__PROVIDED RECORDS__
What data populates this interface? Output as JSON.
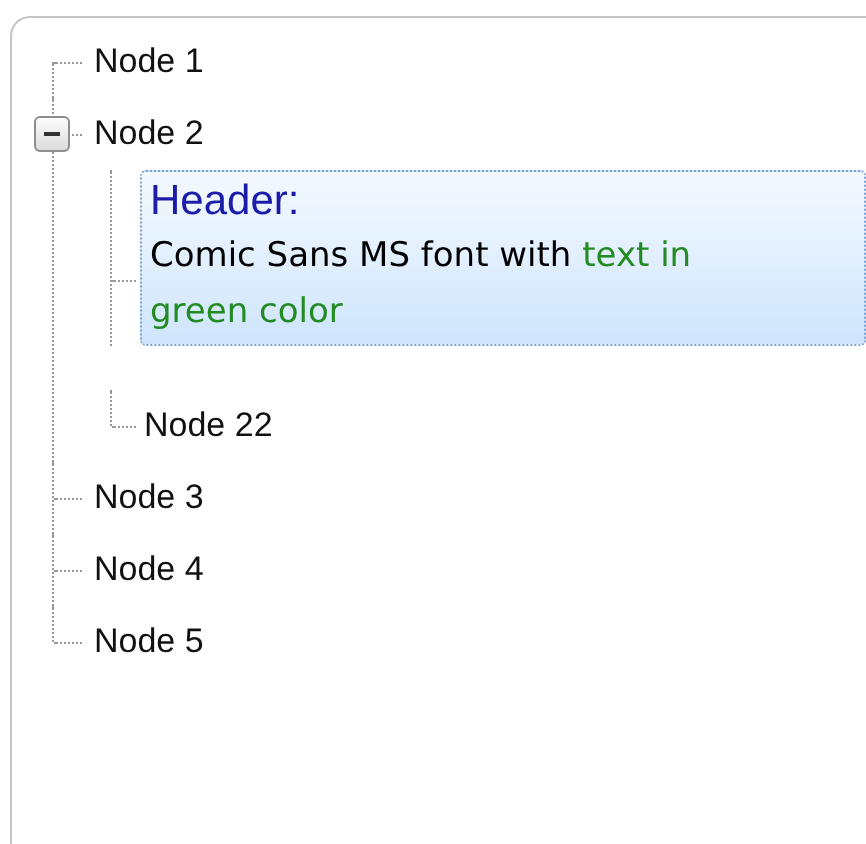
{
  "tree": {
    "nodes": [
      {
        "kind": "text",
        "label": "Node 1",
        "selected": false
      },
      {
        "kind": "text",
        "label": "Node 2",
        "selected": false,
        "expanded": true,
        "children": [
          {
            "kind": "rich",
            "header": "Header:",
            "body": [
              {
                "text": "Comic Sans MS font with ",
                "color": "#000000"
              },
              {
                "text": "text in green color",
                "color": "#228b22"
              }
            ],
            "selected": true
          },
          {
            "kind": "text",
            "label": "Node 22",
            "selected": false
          }
        ]
      },
      {
        "kind": "text",
        "label": "Node 3",
        "selected": false
      },
      {
        "kind": "text",
        "label": "Node 4",
        "selected": false
      },
      {
        "kind": "text",
        "label": "Node 5",
        "selected": false
      }
    ]
  }
}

__WHAT TO DO__
Report each line in the preceding entries that holds the string "label".

__RESPONSE TO THE EXERCISE__
        "label": "Node 1",
        "label": "Node 2",
            "label": "Node 22",
        "label": "Node 3",
        "label": "Node 4",
        "label": "Node 5",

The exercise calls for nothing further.